EXERCISE PROMPT
Repeat all of the material exactly as given.

TASK MATERIAL
____________

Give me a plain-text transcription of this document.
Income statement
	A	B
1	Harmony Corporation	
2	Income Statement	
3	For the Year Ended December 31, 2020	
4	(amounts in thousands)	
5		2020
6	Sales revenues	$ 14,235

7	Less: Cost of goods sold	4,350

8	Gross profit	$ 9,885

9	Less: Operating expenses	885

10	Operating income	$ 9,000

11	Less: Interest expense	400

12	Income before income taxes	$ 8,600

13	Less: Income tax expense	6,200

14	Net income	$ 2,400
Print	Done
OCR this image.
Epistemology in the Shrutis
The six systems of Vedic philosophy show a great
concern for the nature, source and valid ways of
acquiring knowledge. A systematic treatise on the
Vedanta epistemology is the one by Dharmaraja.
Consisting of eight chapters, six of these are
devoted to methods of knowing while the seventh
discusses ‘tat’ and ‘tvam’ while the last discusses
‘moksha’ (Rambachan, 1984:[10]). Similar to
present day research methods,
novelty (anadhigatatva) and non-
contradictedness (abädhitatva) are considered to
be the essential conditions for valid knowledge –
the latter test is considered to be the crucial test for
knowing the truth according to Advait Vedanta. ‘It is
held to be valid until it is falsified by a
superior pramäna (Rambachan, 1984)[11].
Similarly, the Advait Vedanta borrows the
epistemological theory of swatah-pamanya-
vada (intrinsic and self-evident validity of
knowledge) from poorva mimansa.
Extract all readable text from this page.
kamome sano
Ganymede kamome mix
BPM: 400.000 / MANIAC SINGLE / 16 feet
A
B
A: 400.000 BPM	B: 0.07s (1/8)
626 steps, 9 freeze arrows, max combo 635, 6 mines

____________

FULL SOLUTION
Give me a plain-text transcription of this document.
Income statement
	A	B
1	Harmony Corporation	
2	Income Statement	
3	For the Year Ended December 31, 2020	
4	(amounts in thousands)	
5		2020
6	Sales revenues	$ 14,235

7	Less: Cost of goods sold	4,350

8	Gross profit	$ 9,885

9	Less: Operating expenses	885

10	Operating income	$ 9,000

11	Less: Interest expense	400

12	Income before income taxes	$ 8,600

13	Less: Income tax expense	6,200

14	Net income	$ 2,400
Print	Done
OCR this image.
Epistemology in the Shrutis
The six systems of Vedic philosophy show a great
concern for the nature, source and valid ways of
acquiring knowledge. A systematic treatise on the
Vedanta epistemology is the one by Dharmaraja.
Consisting of eight chapters, six of these are
devoted to methods of knowing while the seventh
discusses ‘tat’ and ‘tvam’ while the last discusses
‘moksha’ (Rambachan, 1984:[10]). Similar to
present day research methods,
novelty (anadhigatatva) and non-
contradictedness (abädhitatva) are considered to
be the essential conditions for valid knowledge –
the latter test is considered to be the crucial test for
knowing the truth according to Advait Vedanta. ‘It is
held to be valid until it is falsified by a
superior pramäna (Rambachan, 1984)[11].
Similarly, the Advait Vedanta borrows the
epistemological theory of swatah-pamanya-
vada (intrinsic and self-evident validity of
knowledge) from poorva mimansa.
Extract all readable text from this page.
kamome sano
Ganymede kamome mix
BPM: 400.000 / MANIAC SINGLE / 16 feet
A
B
A: 400.000 BPM	B: 0.07s (1/8)
626 steps, 9 freeze arrows, max combo 635, 6 mines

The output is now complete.